• Material supplied:
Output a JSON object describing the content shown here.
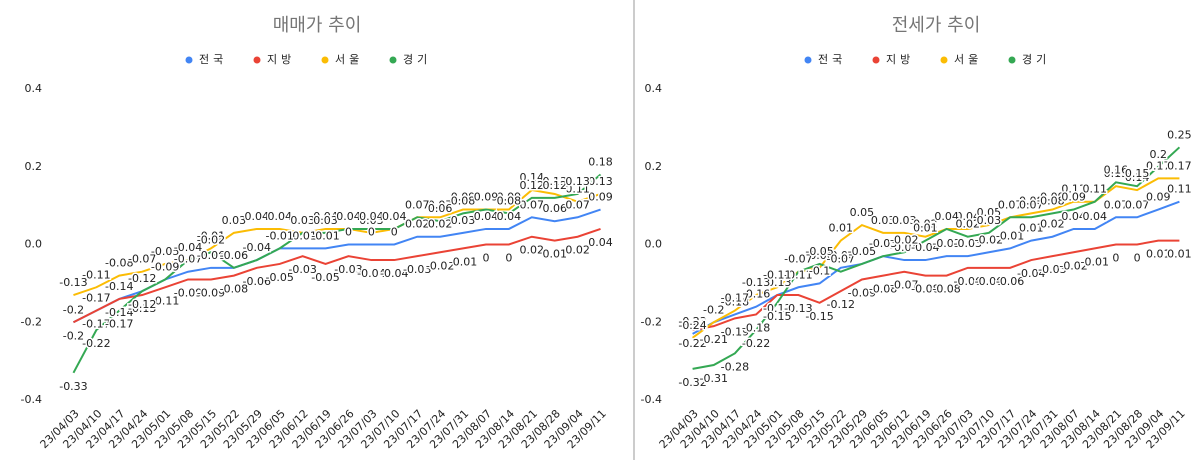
{
  "chart_data": [
    {
      "type": "line",
      "title": "매매가 추이",
      "categories": [
        "23/04/03",
        "23/04/10",
        "23/04/17",
        "23/04/24",
        "23/05/01",
        "23/05/08",
        "23/05/15",
        "23/05/22",
        "23/05/29",
        "23/06/05",
        "23/06/12",
        "23/06/19",
        "23/06/26",
        "23/07/03",
        "23/07/10",
        "23/07/17",
        "23/07/24",
        "23/07/31",
        "23/08/07",
        "23/08/14",
        "23/08/21",
        "23/08/28",
        "23/09/04",
        "23/09/11"
      ],
      "series": [
        {
          "name": "전국",
          "color": "#4285f4",
          "values": [
            -0.2,
            -0.17,
            -0.14,
            -0.12,
            -0.09,
            -0.07,
            -0.06,
            -0.06,
            -0.04,
            -0.01,
            -0.01,
            -0.01,
            0,
            0,
            0,
            0.02,
            0.02,
            0.03,
            0.04,
            0.04,
            0.07,
            0.06,
            0.07,
            0.09
          ]
        },
        {
          "name": "지방",
          "color": "#ea4335",
          "values": [
            -0.2,
            -0.17,
            -0.14,
            -0.13,
            -0.11,
            -0.09,
            -0.09,
            -0.08,
            -0.06,
            -0.05,
            -0.03,
            -0.05,
            -0.03,
            -0.04,
            -0.04,
            -0.03,
            -0.02,
            -0.01,
            0,
            0,
            0.02,
            0.01,
            0.02,
            0.04
          ]
        },
        {
          "name": "서울",
          "color": "#fbbc04",
          "values": [
            -0.13,
            -0.11,
            -0.08,
            -0.07,
            -0.05,
            -0.04,
            -0.01,
            0.03,
            0.04,
            0.04,
            0.03,
            0.04,
            0.04,
            0.03,
            0.04,
            0.07,
            0.07,
            0.09,
            0.09,
            0.09,
            0.14,
            0.13,
            0.11,
            0.13
          ]
        },
        {
          "name": "경기",
          "color": "#34a853",
          "values": [
            -0.33,
            -0.22,
            -0.17,
            -0.12,
            -0.09,
            -0.04,
            -0.02,
            -0.06,
            -0.04,
            -0.01,
            0.03,
            0.03,
            0.04,
            0.04,
            0.04,
            0.07,
            0.06,
            0.08,
            0.09,
            0.08,
            0.12,
            0.12,
            0.13,
            0.18
          ]
        }
      ],
      "ylim": [
        -0.4,
        0.4
      ],
      "yticks": [
        0.4,
        0.2,
        {
          "value": 0,
          "label": "0.0"
        },
        -0.2,
        -0.4
      ]
    },
    {
      "type": "line",
      "title": "전세가 추이",
      "categories": [
        "23/04/03",
        "23/04/10",
        "23/04/17",
        "23/04/24",
        "23/05/01",
        "23/05/08",
        "23/05/15",
        "23/05/22",
        "23/05/29",
        "23/06/05",
        "23/06/12",
        "23/06/19",
        "23/06/26",
        "23/07/03",
        "23/07/10",
        "23/07/17",
        "23/07/24",
        "23/07/31",
        "23/08/07",
        "23/08/14",
        "23/08/21",
        "23/08/28",
        "23/09/04",
        "23/09/11"
      ],
      "series": [
        {
          "name": "전국",
          "color": "#4285f4",
          "values": [
            -0.23,
            -0.2,
            -0.18,
            -0.16,
            -0.13,
            -0.11,
            -0.1,
            -0.06,
            -0.05,
            -0.03,
            -0.04,
            -0.04,
            -0.03,
            -0.03,
            -0.02,
            -0.01,
            0.01,
            0.02,
            0.04,
            0.04,
            0.07,
            0.07,
            0.09,
            0.11
          ]
        },
        {
          "name": "지방",
          "color": "#ea4335",
          "values": [
            -0.22,
            -0.21,
            -0.19,
            -0.18,
            -0.13,
            -0.13,
            -0.15,
            -0.12,
            -0.09,
            -0.08,
            -0.07,
            -0.08,
            -0.08,
            -0.06,
            -0.06,
            -0.06,
            -0.04,
            -0.03,
            -0.02,
            -0.01,
            0,
            0,
            0.01,
            0.01
          ]
        },
        {
          "name": "서울",
          "color": "#fbbc04",
          "values": [
            -0.24,
            -0.2,
            -0.17,
            -0.13,
            -0.11,
            -0.07,
            -0.06,
            0.01,
            0.05,
            0.03,
            0.03,
            0.02,
            0.04,
            0.04,
            0.05,
            0.07,
            0.08,
            0.09,
            0.11,
            0.11,
            0.15,
            0.14,
            0.17,
            0.17
          ]
        },
        {
          "name": "경기",
          "color": "#34a853",
          "values": [
            -0.32,
            -0.31,
            -0.28,
            -0.22,
            -0.15,
            -0.07,
            -0.05,
            -0.07,
            -0.05,
            -0.03,
            -0.02,
            0.01,
            0.04,
            0.02,
            0.03,
            0.07,
            0.07,
            0.08,
            0.09,
            0.11,
            0.16,
            0.15,
            0.2,
            0.25
          ]
        }
      ],
      "ylim": [
        -0.4,
        0.4
      ],
      "yticks": [
        0.4,
        0.2,
        {
          "value": 0,
          "label": "0.0"
        },
        -0.2,
        -0.4
      ]
    }
  ]
}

• Task directions:
Leave the pictures out and reproduce each record exactly as written.

• Finished answer:
Output a JSON object describing the content shown here.
{
  "chart_data": [
    {
      "type": "line",
      "title": "매매가 추이",
      "categories": [
        "23/04/03",
        "23/04/10",
        "23/04/17",
        "23/04/24",
        "23/05/01",
        "23/05/08",
        "23/05/15",
        "23/05/22",
        "23/05/29",
        "23/06/05",
        "23/06/12",
        "23/06/19",
        "23/06/26",
        "23/07/03",
        "23/07/10",
        "23/07/17",
        "23/07/24",
        "23/07/31",
        "23/08/07",
        "23/08/14",
        "23/08/21",
        "23/08/28",
        "23/09/04",
        "23/09/11"
      ],
      "series": [
        {
          "name": "전국",
          "color": "#4285f4",
          "values": [
            -0.2,
            -0.17,
            -0.14,
            -0.12,
            -0.09,
            -0.07,
            -0.06,
            -0.06,
            -0.04,
            -0.01,
            -0.01,
            -0.01,
            0,
            0,
            0,
            0.02,
            0.02,
            0.03,
            0.04,
            0.04,
            0.07,
            0.06,
            0.07,
            0.09
          ]
        },
        {
          "name": "지방",
          "color": "#ea4335",
          "values": [
            -0.2,
            -0.17,
            -0.14,
            -0.13,
            -0.11,
            -0.09,
            -0.09,
            -0.08,
            -0.06,
            -0.05,
            -0.03,
            -0.05,
            -0.03,
            -0.04,
            -0.04,
            -0.03,
            -0.02,
            -0.01,
            0,
            0,
            0.02,
            0.01,
            0.02,
            0.04
          ]
        },
        {
          "name": "서울",
          "color": "#fbbc04",
          "values": [
            -0.13,
            -0.11,
            -0.08,
            -0.07,
            -0.05,
            -0.04,
            -0.01,
            0.03,
            0.04,
            0.04,
            0.03,
            0.04,
            0.04,
            0.03,
            0.04,
            0.07,
            0.07,
            0.09,
            0.09,
            0.09,
            0.14,
            0.13,
            0.11,
            0.13
          ]
        },
        {
          "name": "경기",
          "color": "#34a853",
          "values": [
            -0.33,
            -0.22,
            -0.17,
            -0.12,
            -0.09,
            -0.04,
            -0.02,
            -0.06,
            -0.04,
            -0.01,
            0.03,
            0.03,
            0.04,
            0.04,
            0.04,
            0.07,
            0.06,
            0.08,
            0.09,
            0.08,
            0.12,
            0.12,
            0.13,
            0.18
          ]
        }
      ],
      "ylim": [
        -0.4,
        0.4
      ],
      "yticks": [
        0.4,
        0.2,
        {
          "value": 0,
          "label": "0.0"
        },
        -0.2,
        -0.4
      ]
    },
    {
      "type": "line",
      "title": "전세가 추이",
      "categories": [
        "23/04/03",
        "23/04/10",
        "23/04/17",
        "23/04/24",
        "23/05/01",
        "23/05/08",
        "23/05/15",
        "23/05/22",
        "23/05/29",
        "23/06/05",
        "23/06/12",
        "23/06/19",
        "23/06/26",
        "23/07/03",
        "23/07/10",
        "23/07/17",
        "23/07/24",
        "23/07/31",
        "23/08/07",
        "23/08/14",
        "23/08/21",
        "23/08/28",
        "23/09/04",
        "23/09/11"
      ],
      "series": [
        {
          "name": "전국",
          "color": "#4285f4",
          "values": [
            -0.23,
            -0.2,
            -0.18,
            -0.16,
            -0.13,
            -0.11,
            -0.1,
            -0.06,
            -0.05,
            -0.03,
            -0.04,
            -0.04,
            -0.03,
            -0.03,
            -0.02,
            -0.01,
            0.01,
            0.02,
            0.04,
            0.04,
            0.07,
            0.07,
            0.09,
            0.11
          ]
        },
        {
          "name": "지방",
          "color": "#ea4335",
          "values": [
            -0.22,
            -0.21,
            -0.19,
            -0.18,
            -0.13,
            -0.13,
            -0.15,
            -0.12,
            -0.09,
            -0.08,
            -0.07,
            -0.08,
            -0.08,
            -0.06,
            -0.06,
            -0.06,
            -0.04,
            -0.03,
            -0.02,
            -0.01,
            0,
            0,
            0.01,
            0.01
          ]
        },
        {
          "name": "서울",
          "color": "#fbbc04",
          "values": [
            -0.24,
            -0.2,
            -0.17,
            -0.13,
            -0.11,
            -0.07,
            -0.06,
            0.01,
            0.05,
            0.03,
            0.03,
            0.02,
            0.04,
            0.04,
            0.05,
            0.07,
            0.08,
            0.09,
            0.11,
            0.11,
            0.15,
            0.14,
            0.17,
            0.17
          ]
        },
        {
          "name": "경기",
          "color": "#34a853",
          "values": [
            -0.32,
            -0.31,
            -0.28,
            -0.22,
            -0.15,
            -0.07,
            -0.05,
            -0.07,
            -0.05,
            -0.03,
            -0.02,
            0.01,
            0.04,
            0.02,
            0.03,
            0.07,
            0.07,
            0.08,
            0.09,
            0.11,
            0.16,
            0.15,
            0.2,
            0.25
          ]
        }
      ],
      "ylim": [
        -0.4,
        0.4
      ],
      "yticks": [
        0.4,
        0.2,
        {
          "value": 0,
          "label": "0.0"
        },
        -0.2,
        -0.4
      ]
    }
  ]
}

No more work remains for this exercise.